(Records from a data collection)
┄┄┄┄┄┄┄┄┄┄

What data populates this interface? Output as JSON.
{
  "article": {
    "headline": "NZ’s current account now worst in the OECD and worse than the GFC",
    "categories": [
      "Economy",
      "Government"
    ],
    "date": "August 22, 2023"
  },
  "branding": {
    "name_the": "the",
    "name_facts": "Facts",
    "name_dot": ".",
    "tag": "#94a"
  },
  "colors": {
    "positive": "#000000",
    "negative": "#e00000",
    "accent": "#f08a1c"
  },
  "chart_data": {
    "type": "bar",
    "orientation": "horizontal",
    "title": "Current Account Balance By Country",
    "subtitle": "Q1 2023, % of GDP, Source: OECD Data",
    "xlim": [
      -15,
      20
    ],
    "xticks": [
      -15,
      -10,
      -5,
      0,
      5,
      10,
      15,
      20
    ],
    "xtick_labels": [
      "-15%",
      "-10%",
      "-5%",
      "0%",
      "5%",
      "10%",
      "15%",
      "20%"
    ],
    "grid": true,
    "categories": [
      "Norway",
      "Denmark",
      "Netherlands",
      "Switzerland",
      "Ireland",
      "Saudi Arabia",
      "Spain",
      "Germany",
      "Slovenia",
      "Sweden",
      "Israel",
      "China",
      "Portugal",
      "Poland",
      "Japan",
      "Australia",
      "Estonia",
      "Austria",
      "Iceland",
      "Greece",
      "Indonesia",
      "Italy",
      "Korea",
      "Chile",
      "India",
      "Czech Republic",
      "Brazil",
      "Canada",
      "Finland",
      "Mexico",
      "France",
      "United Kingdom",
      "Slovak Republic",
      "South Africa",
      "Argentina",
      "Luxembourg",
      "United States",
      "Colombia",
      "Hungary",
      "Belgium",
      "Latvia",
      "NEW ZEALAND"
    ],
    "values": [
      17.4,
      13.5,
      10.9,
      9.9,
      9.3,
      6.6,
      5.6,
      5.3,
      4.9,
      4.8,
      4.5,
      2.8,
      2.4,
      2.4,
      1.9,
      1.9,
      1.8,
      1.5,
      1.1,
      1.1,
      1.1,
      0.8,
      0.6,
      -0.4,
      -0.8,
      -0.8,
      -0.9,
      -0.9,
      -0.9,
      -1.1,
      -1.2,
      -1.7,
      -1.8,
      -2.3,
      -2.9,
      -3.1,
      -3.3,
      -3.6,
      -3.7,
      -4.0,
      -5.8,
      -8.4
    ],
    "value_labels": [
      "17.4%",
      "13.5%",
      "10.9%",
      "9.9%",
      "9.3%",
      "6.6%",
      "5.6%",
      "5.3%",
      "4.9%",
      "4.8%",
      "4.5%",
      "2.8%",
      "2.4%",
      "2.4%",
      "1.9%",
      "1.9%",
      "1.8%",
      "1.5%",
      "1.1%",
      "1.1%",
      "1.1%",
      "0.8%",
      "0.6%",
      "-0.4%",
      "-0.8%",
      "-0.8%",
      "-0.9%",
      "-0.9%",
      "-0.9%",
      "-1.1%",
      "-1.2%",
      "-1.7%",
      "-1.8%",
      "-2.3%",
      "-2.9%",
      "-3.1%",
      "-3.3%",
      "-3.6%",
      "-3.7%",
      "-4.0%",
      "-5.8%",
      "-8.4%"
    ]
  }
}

┄┄┄┄┄┄┄┄┄┄

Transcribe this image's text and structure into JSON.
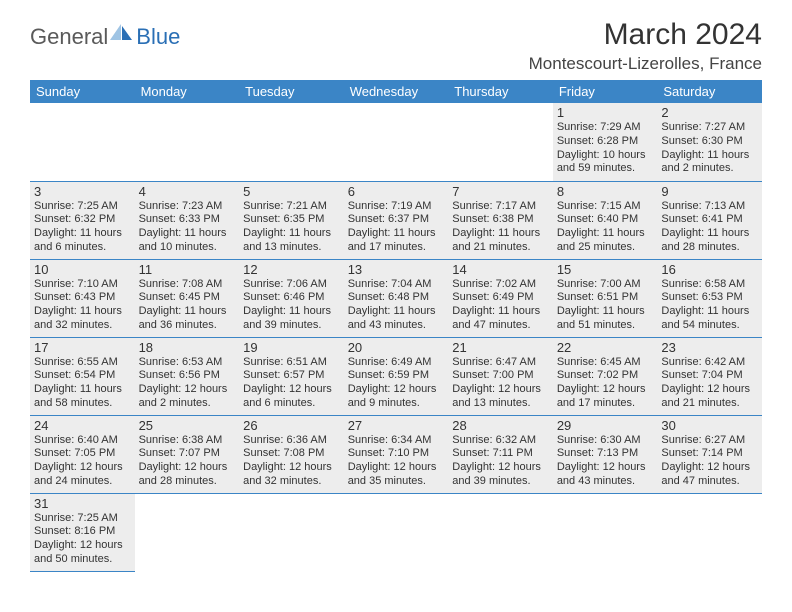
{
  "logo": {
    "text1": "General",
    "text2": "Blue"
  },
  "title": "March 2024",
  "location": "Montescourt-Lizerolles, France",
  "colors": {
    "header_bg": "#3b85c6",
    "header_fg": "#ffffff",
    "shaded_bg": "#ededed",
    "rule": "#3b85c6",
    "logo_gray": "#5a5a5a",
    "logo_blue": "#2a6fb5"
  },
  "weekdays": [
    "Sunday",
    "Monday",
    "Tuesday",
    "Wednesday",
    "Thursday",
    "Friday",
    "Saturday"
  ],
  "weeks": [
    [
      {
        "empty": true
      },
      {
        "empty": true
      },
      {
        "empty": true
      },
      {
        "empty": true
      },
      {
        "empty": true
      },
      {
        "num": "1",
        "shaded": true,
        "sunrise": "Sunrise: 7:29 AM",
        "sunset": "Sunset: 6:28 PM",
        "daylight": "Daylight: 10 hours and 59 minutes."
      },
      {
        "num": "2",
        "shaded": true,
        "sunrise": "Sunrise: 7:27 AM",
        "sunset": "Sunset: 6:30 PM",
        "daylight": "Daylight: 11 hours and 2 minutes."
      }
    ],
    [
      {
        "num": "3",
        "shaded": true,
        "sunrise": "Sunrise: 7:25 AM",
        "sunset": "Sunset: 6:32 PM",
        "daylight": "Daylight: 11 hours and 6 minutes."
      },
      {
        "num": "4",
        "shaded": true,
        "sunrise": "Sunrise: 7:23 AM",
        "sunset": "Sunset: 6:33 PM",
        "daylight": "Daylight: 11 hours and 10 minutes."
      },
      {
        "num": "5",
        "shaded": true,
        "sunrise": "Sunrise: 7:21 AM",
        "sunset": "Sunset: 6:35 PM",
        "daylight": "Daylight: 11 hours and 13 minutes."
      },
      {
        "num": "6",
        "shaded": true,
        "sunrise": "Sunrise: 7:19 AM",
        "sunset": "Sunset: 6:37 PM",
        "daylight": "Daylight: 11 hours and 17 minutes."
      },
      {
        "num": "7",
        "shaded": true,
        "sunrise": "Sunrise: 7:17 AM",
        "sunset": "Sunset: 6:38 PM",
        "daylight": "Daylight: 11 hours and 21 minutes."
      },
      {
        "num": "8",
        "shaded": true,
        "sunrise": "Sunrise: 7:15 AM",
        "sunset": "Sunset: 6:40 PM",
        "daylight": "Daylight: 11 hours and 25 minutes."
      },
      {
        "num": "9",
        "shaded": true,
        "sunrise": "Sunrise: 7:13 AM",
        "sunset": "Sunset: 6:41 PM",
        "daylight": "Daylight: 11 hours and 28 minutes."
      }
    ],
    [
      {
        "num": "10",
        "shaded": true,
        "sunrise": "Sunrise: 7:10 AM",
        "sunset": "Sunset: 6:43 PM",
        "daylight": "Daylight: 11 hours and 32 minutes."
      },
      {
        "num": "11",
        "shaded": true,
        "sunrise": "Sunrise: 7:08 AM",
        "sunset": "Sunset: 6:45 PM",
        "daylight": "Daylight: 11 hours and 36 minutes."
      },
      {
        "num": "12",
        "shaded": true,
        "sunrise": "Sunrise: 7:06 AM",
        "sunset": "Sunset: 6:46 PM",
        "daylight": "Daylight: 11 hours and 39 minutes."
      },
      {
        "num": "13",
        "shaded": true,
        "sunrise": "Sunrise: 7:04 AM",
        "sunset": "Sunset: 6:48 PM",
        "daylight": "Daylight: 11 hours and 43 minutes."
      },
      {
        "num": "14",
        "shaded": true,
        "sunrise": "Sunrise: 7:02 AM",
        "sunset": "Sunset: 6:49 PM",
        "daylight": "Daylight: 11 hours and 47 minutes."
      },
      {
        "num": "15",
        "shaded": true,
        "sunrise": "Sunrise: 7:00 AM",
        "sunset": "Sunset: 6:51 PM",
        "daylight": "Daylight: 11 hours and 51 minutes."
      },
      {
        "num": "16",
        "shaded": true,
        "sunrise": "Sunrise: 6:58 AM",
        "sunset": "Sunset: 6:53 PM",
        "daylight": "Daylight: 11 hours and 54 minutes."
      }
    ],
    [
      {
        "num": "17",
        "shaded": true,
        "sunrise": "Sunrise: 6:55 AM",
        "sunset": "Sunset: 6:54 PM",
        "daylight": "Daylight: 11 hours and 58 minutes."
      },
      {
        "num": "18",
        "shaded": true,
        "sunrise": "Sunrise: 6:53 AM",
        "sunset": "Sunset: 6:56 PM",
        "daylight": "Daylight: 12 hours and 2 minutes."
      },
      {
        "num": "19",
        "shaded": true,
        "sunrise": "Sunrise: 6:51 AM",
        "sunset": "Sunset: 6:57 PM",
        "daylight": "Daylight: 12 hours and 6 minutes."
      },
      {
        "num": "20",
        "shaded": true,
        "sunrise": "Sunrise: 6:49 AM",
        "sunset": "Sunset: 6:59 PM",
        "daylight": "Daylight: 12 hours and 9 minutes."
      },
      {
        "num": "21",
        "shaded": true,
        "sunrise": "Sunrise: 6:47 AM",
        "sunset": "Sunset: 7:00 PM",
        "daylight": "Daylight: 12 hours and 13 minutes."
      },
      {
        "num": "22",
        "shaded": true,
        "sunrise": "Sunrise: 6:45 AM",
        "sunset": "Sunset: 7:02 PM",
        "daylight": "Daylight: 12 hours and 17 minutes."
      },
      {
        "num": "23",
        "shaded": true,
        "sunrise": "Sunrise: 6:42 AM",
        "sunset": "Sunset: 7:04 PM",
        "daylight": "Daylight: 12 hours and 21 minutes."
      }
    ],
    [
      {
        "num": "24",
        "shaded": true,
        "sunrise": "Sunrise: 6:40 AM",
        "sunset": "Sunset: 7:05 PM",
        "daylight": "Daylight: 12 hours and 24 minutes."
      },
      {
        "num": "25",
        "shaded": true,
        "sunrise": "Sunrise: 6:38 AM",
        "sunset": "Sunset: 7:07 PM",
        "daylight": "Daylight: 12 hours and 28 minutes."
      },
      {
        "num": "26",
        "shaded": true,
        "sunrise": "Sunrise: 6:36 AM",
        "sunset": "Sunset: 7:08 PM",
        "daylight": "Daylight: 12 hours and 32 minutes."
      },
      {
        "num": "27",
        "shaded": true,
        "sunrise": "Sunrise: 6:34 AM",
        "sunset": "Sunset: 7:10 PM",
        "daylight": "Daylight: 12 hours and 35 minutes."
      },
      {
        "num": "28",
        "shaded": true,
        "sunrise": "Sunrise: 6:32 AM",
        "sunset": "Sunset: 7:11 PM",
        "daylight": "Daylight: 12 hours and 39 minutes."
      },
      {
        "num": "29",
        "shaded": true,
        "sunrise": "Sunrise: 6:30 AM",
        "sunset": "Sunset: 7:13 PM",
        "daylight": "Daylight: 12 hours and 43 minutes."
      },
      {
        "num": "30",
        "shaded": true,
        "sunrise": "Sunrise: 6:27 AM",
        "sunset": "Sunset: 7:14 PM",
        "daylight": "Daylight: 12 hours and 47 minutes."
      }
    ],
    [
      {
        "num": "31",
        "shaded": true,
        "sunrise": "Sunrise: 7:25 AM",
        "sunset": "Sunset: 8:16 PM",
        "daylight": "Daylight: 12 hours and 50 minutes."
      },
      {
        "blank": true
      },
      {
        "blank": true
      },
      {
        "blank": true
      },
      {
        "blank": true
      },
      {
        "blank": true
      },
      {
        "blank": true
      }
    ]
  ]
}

┄┄┄┄┄┄┄┄┄┄

» **What is expected**: Tally the lines in the entries above that hold the word "OECD". Reply with nothing but that count.

» **Output of the task**: 2